- WHAT THE EXERCISE ASKS: With the pictures left out, copy the listing below exactly.

** start of EXTRACTED MATERIAL **

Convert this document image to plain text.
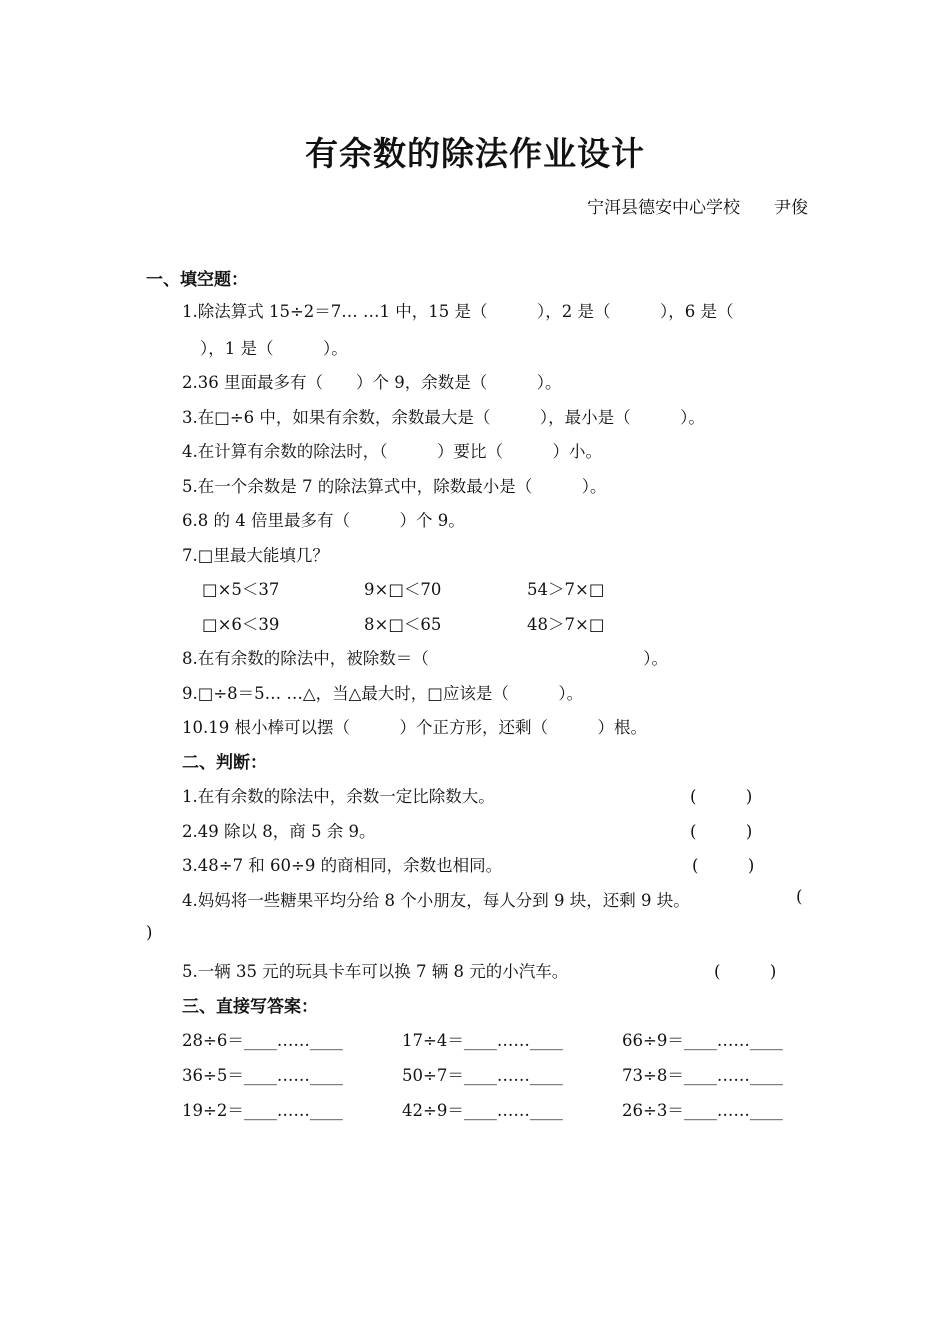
有余数的除法作业设计
宁洱县德安中心学校　　尹俊
一、填空题：
1.除法算式 15÷2＝7… …1 中，15 是（　　　），2 是（　　　），6 是（
），1 是（　　　）。
2.36 里面最多有（　　）个 9，余数是（　　　）。
3.在□÷6 中，如果有余数，余数最大是（　　　），最小是（　　　）。
4.在计算有余数的除法时，（　　　）要比（　　　）小。
5.在一个余数是 7 的除法算式中，除数最小是（　　　）。
6.8 的 4 倍里最多有（　　　）个 9。
7.□里最大能填几？
□×5＜37	9×□＜70	54＞7×□
□×6＜39	8×□＜65	48＞7×□
8.在有余数的除法中，被除数＝（　　　　　　　　　　　　　）。
9.□÷8＝5… …△，当△最大时，□应该是（　　　）。
10.19 根小棒可以摆（　　　）个正方形，还剩（　　　）根。
二、判断：
1.在有余数的除法中，余数一定比除数大。	(　　　)
2.49 除以 8，商 5 余 9。	(　　　)
3.48÷7 和 60÷9 的商相同，余数也相同。	(　　　)
4.妈妈将一些糖果平均分给 8 个小朋友，每人分到 9 块，还剩 9 块。	(
)
5.一辆 35 元的玩具卡车可以换 7 辆 8 元的小汽车。	(　　　)
三、直接写答案：
28÷6＝____……____	17÷4＝____……____	66÷9＝____……____
36÷5＝____……____	50÷7＝____……____	73÷8＝____……____
19÷2＝____……____	42÷9＝____……____	26÷3＝____……____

** end of EXTRACTED MATERIAL **

- ANSWER TO THIS PROBLEM:
Convert this document image to plain text.
有余数的除法作业设计
宁洱县德安中心学校　　尹俊
一、填空题：
1.除法算式 15÷2＝7… …1 中，15 是（　　　），2 是（　　　），6 是（
），1 是（　　　）。
2.36 里面最多有（　　）个 9，余数是（　　　）。
3.在□÷6 中，如果有余数，余数最大是（　　　），最小是（　　　）。
4.在计算有余数的除法时，（　　　）要比（　　　）小。
5.在一个余数是 7 的除法算式中，除数最小是（　　　）。
6.8 的 4 倍里最多有（　　　）个 9。
7.□里最大能填几？
□×5＜37	9×□＜70	54＞7×□
□×6＜39	8×□＜65	48＞7×□
8.在有余数的除法中，被除数＝（　　　　　　　　　　　　　）。
9.□÷8＝5… …△，当△最大时，□应该是（　　　）。
10.19 根小棒可以摆（　　　）个正方形，还剩（　　　）根。
二、判断：
1.在有余数的除法中，余数一定比除数大。	(　　　)
2.49 除以 8，商 5 余 9。	(　　　)
3.48÷7 和 60÷9 的商相同，余数也相同。	(　　　)
4.妈妈将一些糖果平均分给 8 个小朋友，每人分到 9 块，还剩 9 块。	(
)
5.一辆 35 元的玩具卡车可以换 7 辆 8 元的小汽车。	(　　　)
三、直接写答案：
28÷6＝____……____	17÷4＝____……____	66÷9＝____……____
36÷5＝____……____	50÷7＝____……____	73÷8＝____……____
19÷2＝____……____	42÷9＝____……____	26÷3＝____……____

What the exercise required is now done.